PROBLEM SET:
1. In the M-tree excerpt, what shape is the region for a node of the M-tree?
2. In one to three sentences, explain the reasoning the M-tree excerpt gives for why the shortest-path distance function satisfies the triangle inequality.
3. Write a continuation of the M-tree excerpt, starting right after its final sentence.

EXCERPTED TEXT:
-----

3 FANN-PHL: proposed k-FANN algorithm

The M-tree [13] is a balanced tree index structure similar to the R-tree [24]. While the region for a node of the R-tree is a minimum bounding rectangle (MBR) including all entries in the corresponding node, the region for a node of the M-tree is a sphere defined by a central object (or parent object) and radius. Figure 1a shows the structure of an entry in an M-tree leaf node. A leaf entry corresponds to an object in a dataset. In Fig. 1a, $O_i$ is an object, $oid(O_i)$ is the object ID of $O_i$, and $d(O_i,O_p)$ is the distance between $O_i$ and the parent object $O_p$. The parent object $O_p$ is a central object that represents a leaf node L; among all the objects $O_i$ in L, $O_p$ is chosen such that it satisfies the following Eq. (3):

$$\begin{aligned} O_p = {\mathop {\mathrm{argmin}}\limits _{O_i \in L}} \left\{ \max \left\{ d(O_i, O_j), O_j \in L \right\} \right\} . \end{aligned}$$

(3)

Figure 1b shows the structure of an entry in an M-tree non-leaf node N. A non-leaf entry corresponds to a sub-node n of N. In Fig. 1b, $O_r$ is called the routing object and set as the parent object of n. $r(O_r)$ is the radius of the spherical region of n, $T(O_r)$ is a pointer to the subtree rooted by n, and $d(O_r, O_p)$ is the distance between $O_r$ and $O_p$ of N. The parent object $O_p$ is chosen as the routing object $e_p.O_r$ of the entry $e_p$ such that it satisfies the following Eq. (4) among the entries $e_i$ in N:

$$\begin{aligned}&e_p = {\mathop {\mathrm{argmin}}\limits _{e_i \in N}} \left\{ \max \left\{ d(e_i, e_j), e_j \in N \right\} \right\} , \end{aligned}$$

(4)

$$\begin{aligned}&d(e_i, e_j) = d(e_i.O_r, e_j.O_r) + e_i.r(O_r) + e_j.r(O_r). \end{aligned}$$

(5)

As a condition for using the M-tree, the shortest-path distance function d() between two objects must satisfy the triangle inequality [13]. That is, for any objects $o_1, o_2$, and $o_3$, the inequality $d(o_1, o_2) \le d(o_1, o_3) + d(o_3, o_2)$ should be satisfied. This can be proved simply as follows. If this condition is not satisfied, that is, if $d(o_1, o_2) > d(o_1, o_3) + d(o_3, o_2)$, it indicates that the shortest-path distance between two objects $o_1$ and $o_2$ is longer than the distance of the path through the object $o_3$, which is a contradiction. Therefore, the inequality is satisfied.

-----

DATA SHOWN:

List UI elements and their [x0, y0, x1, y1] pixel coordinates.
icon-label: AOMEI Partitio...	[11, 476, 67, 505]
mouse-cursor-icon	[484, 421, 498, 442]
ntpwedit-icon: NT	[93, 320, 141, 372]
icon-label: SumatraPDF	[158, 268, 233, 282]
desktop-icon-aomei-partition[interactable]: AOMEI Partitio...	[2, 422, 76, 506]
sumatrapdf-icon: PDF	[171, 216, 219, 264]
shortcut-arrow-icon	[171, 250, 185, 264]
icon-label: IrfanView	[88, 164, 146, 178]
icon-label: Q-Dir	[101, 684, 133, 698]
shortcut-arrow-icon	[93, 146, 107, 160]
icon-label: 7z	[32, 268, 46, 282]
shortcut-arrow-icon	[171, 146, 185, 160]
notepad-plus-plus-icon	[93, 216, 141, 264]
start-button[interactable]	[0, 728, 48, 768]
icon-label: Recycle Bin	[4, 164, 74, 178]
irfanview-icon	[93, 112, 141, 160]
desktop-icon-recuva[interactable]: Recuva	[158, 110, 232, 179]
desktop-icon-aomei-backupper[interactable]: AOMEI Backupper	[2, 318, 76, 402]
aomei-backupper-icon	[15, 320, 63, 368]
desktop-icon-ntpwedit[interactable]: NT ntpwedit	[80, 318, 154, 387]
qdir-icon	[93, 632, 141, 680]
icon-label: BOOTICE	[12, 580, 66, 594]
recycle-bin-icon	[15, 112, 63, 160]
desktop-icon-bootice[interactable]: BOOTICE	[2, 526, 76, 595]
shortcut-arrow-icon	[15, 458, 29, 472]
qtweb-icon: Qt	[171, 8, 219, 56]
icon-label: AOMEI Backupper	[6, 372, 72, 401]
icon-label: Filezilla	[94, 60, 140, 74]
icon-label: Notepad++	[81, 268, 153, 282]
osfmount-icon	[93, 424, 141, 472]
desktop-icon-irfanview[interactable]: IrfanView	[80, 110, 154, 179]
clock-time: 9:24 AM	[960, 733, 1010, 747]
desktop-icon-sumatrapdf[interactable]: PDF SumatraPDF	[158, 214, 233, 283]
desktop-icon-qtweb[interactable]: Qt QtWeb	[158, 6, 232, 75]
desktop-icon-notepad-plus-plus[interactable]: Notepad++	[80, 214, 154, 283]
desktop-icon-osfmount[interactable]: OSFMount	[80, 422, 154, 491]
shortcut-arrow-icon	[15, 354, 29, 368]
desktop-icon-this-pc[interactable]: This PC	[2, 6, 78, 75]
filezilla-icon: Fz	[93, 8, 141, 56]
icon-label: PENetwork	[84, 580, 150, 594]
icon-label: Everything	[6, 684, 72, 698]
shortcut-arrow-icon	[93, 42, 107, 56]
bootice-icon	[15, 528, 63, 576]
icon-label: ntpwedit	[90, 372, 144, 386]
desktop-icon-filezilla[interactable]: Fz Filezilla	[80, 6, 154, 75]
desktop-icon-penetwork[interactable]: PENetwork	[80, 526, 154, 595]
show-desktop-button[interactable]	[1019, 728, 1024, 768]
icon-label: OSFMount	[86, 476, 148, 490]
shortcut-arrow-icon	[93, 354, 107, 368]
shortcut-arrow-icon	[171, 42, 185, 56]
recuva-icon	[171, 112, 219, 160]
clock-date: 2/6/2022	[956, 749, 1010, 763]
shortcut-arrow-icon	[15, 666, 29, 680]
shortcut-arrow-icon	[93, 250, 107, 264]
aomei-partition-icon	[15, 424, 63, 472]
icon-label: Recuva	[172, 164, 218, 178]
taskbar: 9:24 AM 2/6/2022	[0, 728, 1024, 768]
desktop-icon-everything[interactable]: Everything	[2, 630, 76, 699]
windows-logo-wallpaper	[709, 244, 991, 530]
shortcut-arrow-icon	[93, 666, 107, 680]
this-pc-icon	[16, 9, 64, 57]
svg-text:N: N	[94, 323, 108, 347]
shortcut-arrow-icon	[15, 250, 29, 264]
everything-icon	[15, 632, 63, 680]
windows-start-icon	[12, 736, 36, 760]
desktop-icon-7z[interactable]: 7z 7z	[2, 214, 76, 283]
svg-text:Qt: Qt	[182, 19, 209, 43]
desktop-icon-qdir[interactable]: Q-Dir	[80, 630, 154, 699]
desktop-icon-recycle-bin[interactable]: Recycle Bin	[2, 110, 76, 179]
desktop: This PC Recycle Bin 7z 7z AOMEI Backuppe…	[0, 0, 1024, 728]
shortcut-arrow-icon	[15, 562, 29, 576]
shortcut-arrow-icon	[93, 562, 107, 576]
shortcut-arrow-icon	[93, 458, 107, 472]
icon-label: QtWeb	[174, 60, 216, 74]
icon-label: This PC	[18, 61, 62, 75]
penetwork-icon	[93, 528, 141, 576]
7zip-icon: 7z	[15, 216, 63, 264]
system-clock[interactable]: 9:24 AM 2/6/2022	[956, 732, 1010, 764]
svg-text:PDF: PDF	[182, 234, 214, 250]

-----

FINAL ANSWERS:
1. It is a sphere defined by a central (parent) object and a radius.

2. Suppose the inequality failed, so that d(o1, o2) > d(o1, o3) + d(o3, o2). Then the shortest-path distance between o1 and o2 would be longer than the path through o3, which contradicts its being the shortest path. The inequality must therefore hold, and this meets the M-tree's requirement that d() satisfy the triangle inequality.

3.
In this section, we explain our exact k-FANN search algorithm that uses the M-tree constructed using the actual shortest-path distance D between two objects in a road network. To obtain the distance D between two objects, we used the PHL algorithm [4, 5], which is known as the fastest algorithm to obtain D [2, 33]. Our algorithm is referred to as FANN-PHL hereafter. Table 1 summarizes the notations used in this study.

Table 1 Summary of notations

Full size table

We assume that all objects (POIs) are located on the vertexes of the road network as in previous studies [15, 33, 34]. If an object is located in the middle of an edge, the edge can be converted into two edges by dividing it at the object’s location. If an object exists outside the edges, a new edge to the object from the nearest vertex can be added in the road network.

Algorithm 1 describes the FANN-PHL algorithm, which has an overall structure similar to that of the previous FANN algorithms [21, 22, 33]. The input of the algorithm consists of a road network $\mathcal {R}$, a POI set $P ~ (\subseteq \mathcal {D})$, a query object set Q, a flexibility factor $\phi$, an aggregate function $\mathcal {G}$ (= max or sum), and an M-tree T. The algorithm returns the FANN object $p^*$, a query subset $Q^*_\phi$, and the FANN distance $g(p^*, Q^*_\phi )$, where $g(p^*, Q^*_\phi ) = \mathcal {G}\{ d(p^*, q_j), q_j \in Q^*_\phi \}$. Algorithm 1 is for the case in which the number of FANN objects k is 1, and the natural extension for the general case of $k \ge 1$ will be described later in this section.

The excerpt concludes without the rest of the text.